# start of SOURCE RECORDS

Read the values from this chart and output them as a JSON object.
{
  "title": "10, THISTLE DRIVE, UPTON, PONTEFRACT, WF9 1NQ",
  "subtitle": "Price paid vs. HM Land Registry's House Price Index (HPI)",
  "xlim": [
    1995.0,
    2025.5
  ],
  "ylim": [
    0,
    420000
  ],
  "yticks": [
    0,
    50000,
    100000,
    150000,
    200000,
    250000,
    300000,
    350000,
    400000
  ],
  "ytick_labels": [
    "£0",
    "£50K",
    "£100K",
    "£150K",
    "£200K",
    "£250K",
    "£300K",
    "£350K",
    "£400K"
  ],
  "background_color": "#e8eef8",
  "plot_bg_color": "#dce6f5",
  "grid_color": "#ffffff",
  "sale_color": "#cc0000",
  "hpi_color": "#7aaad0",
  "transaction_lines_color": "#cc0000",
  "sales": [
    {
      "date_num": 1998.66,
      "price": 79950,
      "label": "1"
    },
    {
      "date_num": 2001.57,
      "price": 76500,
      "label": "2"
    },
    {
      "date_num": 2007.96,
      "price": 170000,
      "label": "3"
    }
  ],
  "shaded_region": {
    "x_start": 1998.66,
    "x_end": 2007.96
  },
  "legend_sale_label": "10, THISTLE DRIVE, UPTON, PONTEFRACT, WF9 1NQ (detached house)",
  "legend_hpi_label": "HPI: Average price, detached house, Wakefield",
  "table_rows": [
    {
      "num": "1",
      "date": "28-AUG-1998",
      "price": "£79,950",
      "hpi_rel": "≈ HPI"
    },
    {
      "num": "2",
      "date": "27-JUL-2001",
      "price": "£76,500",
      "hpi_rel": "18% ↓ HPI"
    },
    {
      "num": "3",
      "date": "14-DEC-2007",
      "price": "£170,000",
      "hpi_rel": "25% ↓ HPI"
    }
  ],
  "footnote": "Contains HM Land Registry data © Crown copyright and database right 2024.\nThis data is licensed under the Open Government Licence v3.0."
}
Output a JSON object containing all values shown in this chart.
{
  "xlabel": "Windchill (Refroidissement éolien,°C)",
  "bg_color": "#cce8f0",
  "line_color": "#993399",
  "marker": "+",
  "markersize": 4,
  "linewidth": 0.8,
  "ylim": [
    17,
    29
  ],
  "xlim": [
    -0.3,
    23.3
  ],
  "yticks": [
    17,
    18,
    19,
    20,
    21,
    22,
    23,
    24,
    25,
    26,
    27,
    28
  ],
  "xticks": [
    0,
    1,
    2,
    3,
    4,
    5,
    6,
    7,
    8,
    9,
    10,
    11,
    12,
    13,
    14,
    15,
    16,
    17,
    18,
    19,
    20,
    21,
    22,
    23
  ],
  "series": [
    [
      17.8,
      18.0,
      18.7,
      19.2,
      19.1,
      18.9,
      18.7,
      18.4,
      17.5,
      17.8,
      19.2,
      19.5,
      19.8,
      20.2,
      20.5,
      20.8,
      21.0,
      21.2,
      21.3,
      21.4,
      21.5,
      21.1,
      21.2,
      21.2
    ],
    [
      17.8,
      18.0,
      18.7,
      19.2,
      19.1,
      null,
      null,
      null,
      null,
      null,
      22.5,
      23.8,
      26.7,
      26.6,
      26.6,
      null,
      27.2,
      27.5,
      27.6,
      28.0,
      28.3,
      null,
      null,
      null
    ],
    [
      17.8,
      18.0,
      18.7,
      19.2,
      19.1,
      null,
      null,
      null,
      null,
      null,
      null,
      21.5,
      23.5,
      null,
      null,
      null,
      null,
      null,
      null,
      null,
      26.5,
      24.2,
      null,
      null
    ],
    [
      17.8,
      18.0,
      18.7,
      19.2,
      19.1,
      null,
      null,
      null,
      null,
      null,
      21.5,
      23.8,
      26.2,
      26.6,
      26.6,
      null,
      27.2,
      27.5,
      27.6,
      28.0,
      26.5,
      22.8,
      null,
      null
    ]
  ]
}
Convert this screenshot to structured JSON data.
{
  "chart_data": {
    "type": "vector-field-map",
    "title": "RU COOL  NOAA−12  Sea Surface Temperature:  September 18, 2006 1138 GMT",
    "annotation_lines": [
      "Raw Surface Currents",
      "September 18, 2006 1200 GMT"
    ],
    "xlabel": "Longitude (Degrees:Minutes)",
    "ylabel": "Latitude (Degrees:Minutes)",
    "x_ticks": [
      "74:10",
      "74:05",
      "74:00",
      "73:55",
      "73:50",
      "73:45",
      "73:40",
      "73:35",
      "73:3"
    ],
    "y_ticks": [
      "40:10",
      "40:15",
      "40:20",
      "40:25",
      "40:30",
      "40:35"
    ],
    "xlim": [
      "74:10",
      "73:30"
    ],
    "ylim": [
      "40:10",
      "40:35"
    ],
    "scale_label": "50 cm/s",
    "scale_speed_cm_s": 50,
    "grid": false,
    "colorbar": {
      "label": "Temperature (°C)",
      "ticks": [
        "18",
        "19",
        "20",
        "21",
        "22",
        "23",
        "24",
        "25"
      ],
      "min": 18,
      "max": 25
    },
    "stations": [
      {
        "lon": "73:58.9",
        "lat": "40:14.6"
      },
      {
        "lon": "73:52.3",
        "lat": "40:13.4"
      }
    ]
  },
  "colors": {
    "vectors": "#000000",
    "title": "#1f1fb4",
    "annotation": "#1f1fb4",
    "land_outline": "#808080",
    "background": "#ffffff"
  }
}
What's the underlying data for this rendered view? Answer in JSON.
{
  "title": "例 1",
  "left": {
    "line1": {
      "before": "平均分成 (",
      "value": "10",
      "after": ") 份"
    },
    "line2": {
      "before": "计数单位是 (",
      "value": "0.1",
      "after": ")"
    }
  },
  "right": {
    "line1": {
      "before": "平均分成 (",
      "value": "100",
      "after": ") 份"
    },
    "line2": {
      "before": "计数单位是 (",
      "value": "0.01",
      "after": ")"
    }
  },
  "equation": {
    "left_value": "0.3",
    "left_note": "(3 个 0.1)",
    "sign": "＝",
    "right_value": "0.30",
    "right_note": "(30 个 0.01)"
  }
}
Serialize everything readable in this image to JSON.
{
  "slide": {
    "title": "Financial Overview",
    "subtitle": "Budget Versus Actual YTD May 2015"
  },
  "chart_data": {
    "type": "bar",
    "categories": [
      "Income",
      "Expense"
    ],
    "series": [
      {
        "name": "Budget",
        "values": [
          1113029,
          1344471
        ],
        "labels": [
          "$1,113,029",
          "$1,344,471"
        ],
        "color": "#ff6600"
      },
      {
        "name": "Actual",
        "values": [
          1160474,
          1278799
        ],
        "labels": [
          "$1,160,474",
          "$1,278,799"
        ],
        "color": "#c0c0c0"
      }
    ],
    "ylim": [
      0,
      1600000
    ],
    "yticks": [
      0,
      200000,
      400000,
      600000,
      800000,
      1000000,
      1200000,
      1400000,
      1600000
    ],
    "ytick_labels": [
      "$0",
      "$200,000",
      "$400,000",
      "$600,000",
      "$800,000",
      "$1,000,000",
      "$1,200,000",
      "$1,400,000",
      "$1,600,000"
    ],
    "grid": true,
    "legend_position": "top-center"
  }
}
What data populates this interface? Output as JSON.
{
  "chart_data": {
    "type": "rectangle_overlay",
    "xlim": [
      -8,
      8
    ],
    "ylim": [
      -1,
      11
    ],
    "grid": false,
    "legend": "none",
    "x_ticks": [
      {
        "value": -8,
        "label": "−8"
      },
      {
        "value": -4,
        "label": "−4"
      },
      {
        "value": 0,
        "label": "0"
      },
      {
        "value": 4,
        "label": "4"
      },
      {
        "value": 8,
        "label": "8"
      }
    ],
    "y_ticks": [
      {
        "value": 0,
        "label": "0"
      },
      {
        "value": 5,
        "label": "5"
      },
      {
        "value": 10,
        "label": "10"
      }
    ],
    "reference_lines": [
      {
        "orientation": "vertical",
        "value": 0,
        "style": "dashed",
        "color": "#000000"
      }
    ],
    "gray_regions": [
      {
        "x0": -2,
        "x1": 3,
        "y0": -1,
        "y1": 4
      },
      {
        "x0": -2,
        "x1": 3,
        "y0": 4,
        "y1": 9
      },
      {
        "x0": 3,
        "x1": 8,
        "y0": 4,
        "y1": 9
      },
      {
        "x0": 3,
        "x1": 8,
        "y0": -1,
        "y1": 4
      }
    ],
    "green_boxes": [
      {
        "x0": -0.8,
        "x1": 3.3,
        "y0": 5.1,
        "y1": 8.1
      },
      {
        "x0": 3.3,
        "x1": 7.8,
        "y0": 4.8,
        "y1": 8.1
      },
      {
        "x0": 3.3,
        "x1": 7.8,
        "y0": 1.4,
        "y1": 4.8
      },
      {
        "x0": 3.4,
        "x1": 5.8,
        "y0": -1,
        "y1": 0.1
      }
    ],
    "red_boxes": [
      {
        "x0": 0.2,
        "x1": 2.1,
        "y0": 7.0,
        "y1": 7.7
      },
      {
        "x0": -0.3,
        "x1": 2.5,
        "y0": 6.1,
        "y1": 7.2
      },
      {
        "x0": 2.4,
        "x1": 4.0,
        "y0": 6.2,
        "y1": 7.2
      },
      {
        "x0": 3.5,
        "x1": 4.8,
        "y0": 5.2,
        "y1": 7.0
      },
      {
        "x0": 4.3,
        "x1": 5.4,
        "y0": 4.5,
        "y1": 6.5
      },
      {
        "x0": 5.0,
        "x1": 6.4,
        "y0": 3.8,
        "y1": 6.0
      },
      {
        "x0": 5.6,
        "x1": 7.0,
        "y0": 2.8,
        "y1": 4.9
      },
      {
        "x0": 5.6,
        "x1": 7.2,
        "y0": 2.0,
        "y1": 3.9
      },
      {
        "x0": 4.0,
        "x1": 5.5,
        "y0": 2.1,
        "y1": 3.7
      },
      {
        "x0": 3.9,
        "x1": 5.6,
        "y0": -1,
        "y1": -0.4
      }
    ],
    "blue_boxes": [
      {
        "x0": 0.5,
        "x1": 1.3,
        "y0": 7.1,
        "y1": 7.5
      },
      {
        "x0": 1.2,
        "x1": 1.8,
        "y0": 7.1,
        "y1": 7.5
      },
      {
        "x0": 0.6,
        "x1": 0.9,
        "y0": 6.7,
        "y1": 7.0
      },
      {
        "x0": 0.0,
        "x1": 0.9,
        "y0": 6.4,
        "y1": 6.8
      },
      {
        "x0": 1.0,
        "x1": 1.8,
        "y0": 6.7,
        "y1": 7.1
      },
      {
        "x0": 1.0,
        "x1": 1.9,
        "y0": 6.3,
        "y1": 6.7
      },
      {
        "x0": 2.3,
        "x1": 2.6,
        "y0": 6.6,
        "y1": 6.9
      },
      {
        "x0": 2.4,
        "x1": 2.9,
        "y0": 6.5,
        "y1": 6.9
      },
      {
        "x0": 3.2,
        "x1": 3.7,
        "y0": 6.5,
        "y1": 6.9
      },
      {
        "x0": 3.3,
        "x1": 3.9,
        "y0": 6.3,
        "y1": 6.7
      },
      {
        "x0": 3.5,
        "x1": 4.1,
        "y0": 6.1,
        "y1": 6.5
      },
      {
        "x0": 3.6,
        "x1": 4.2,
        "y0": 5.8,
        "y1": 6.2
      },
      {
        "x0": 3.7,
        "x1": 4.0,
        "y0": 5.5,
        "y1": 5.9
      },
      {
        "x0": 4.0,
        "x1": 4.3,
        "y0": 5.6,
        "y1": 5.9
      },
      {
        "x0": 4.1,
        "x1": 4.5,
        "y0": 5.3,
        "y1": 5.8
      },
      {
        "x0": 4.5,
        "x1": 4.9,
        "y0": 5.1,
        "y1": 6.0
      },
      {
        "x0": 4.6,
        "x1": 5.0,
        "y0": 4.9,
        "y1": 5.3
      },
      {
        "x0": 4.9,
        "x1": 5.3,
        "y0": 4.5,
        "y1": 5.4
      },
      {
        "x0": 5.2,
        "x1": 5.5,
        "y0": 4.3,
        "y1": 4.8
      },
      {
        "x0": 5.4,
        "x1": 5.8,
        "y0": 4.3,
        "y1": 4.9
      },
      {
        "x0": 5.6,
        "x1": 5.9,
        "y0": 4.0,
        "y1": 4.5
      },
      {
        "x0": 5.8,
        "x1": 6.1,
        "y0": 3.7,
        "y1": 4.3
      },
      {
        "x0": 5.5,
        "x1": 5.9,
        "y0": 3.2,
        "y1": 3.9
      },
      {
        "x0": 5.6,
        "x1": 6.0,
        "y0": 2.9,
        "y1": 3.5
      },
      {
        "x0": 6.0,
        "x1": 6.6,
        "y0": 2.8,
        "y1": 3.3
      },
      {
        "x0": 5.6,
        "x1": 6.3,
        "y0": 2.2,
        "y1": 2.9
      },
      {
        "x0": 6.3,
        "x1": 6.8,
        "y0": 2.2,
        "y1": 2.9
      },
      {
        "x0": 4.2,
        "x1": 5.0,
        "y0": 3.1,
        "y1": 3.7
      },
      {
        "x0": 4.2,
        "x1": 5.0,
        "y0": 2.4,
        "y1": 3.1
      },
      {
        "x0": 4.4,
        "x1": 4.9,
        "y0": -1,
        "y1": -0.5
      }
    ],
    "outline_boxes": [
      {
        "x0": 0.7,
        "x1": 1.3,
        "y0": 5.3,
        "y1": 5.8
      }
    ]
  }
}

# end of SOURCE RECORDS

TASK TO CARRY OUT: Extract from the material all lines containing the string "THISTLE".

FINAL RESULT:
  "title": "10, THISTLE DRIVE, UPTON, PONTEFRACT, WF9 1NQ",
  "legend_sale_label": "10, THISTLE DRIVE, UPTON, PONTEFRACT, WF9 1NQ (detached house)",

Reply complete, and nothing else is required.